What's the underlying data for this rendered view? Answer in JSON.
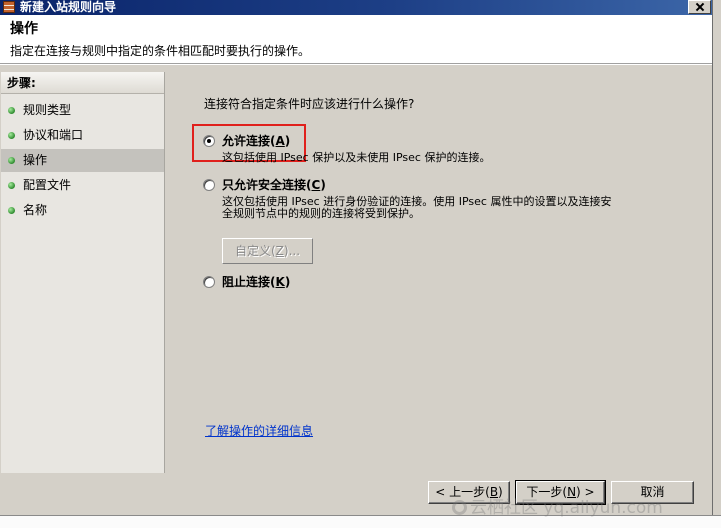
{
  "window": {
    "title": "新建入站规则向导",
    "icon": "firewall-icon",
    "close_icon": "close-icon"
  },
  "header": {
    "title": "操作",
    "subtitle": "指定在连接与规则中指定的条件相匹配时要执行的操作。"
  },
  "steps": {
    "heading": "步骤:",
    "items": [
      {
        "label": "规则类型",
        "selected": false
      },
      {
        "label": "协议和端口",
        "selected": false
      },
      {
        "label": "操作",
        "selected": true
      },
      {
        "label": "配置文件",
        "selected": false
      },
      {
        "label": "名称",
        "selected": false
      }
    ]
  },
  "main": {
    "question": "连接符合指定条件时应该进行什么操作?",
    "options": [
      {
        "label_prefix": "允许连接(",
        "accel": "A",
        "label_suffix": ")",
        "checked": true,
        "description_lines": [
          "这包括使用 IPsec 保护以及未使用 IPsec 保护的连接。"
        ]
      },
      {
        "label_prefix": "只允许安全连接(",
        "accel": "C",
        "label_suffix": ")",
        "checked": false,
        "description_lines": [
          "这仅包括使用 IPsec 进行身份验证的连接。使用 IPsec 属性中的设置以及连接安",
          "全规则节点中的规则的连接将受到保护。"
        ]
      },
      {
        "label_prefix": "阻止连接(",
        "accel": "K",
        "label_suffix": ")",
        "checked": false,
        "description_lines": []
      }
    ],
    "customize_button": {
      "prefix": "自定义(",
      "accel": "Z",
      "suffix": ")...",
      "enabled": false
    },
    "help_link": "了解操作的详细信息"
  },
  "footer": {
    "back": {
      "prefix": "< 上一步(",
      "accel": "B",
      "suffix": ")"
    },
    "next": {
      "prefix": "下一步(",
      "accel": "N",
      "suffix": ") >"
    },
    "cancel": "取消"
  },
  "watermark": {
    "text": "云栖社区 yq.aliyun.com"
  },
  "colors": {
    "title_bar": "#0a246a",
    "dialog_bg": "#d4d0c8",
    "link": "#0033cc",
    "highlight_box": "#e0201c",
    "step_bullet": "#2e8b2e"
  }
}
--- --- ---
Give the material again exactly as it is, but keep the pictures out.

EXERCISE ANSWER:
What's the underlying data for this rendered view? Answer in JSON.
{
  "window": {
    "title": "新建入站规则向导",
    "icon": "firewall-icon",
    "close_icon": "close-icon"
  },
  "header": {
    "title": "操作",
    "subtitle": "指定在连接与规则中指定的条件相匹配时要执行的操作。"
  },
  "steps": {
    "heading": "步骤:",
    "items": [
      {
        "label": "规则类型",
        "selected": false
      },
      {
        "label": "协议和端口",
        "selected": false
      },
      {
        "label": "操作",
        "selected": true
      },
      {
        "label": "配置文件",
        "selected": false
      },
      {
        "label": "名称",
        "selected": false
      }
    ]
  },
  "main": {
    "question": "连接符合指定条件时应该进行什么操作?",
    "options": [
      {
        "label_prefix": "允许连接(",
        "accel": "A",
        "label_suffix": ")",
        "checked": true,
        "description_lines": [
          "这包括使用 IPsec 保护以及未使用 IPsec 保护的连接。"
        ]
      },
      {
        "label_prefix": "只允许安全连接(",
        "accel": "C",
        "label_suffix": ")",
        "checked": false,
        "description_lines": [
          "这仅包括使用 IPsec 进行身份验证的连接。使用 IPsec 属性中的设置以及连接安",
          "全规则节点中的规则的连接将受到保护。"
        ]
      },
      {
        "label_prefix": "阻止连接(",
        "accel": "K",
        "label_suffix": ")",
        "checked": false,
        "description_lines": []
      }
    ],
    "customize_button": {
      "prefix": "自定义(",
      "accel": "Z",
      "suffix": ")...",
      "enabled": false
    },
    "help_link": "了解操作的详细信息"
  },
  "footer": {
    "back": {
      "prefix": "< 上一步(",
      "accel": "B",
      "suffix": ")"
    },
    "next": {
      "prefix": "下一步(",
      "accel": "N",
      "suffix": ") >"
    },
    "cancel": "取消"
  },
  "watermark": {
    "text": "云栖社区 yq.aliyun.com"
  },
  "colors": {
    "title_bar": "#0a246a",
    "dialog_bg": "#d4d0c8",
    "link": "#0033cc",
    "highlight_box": "#e0201c",
    "step_bullet": "#2e8b2e"
  }
}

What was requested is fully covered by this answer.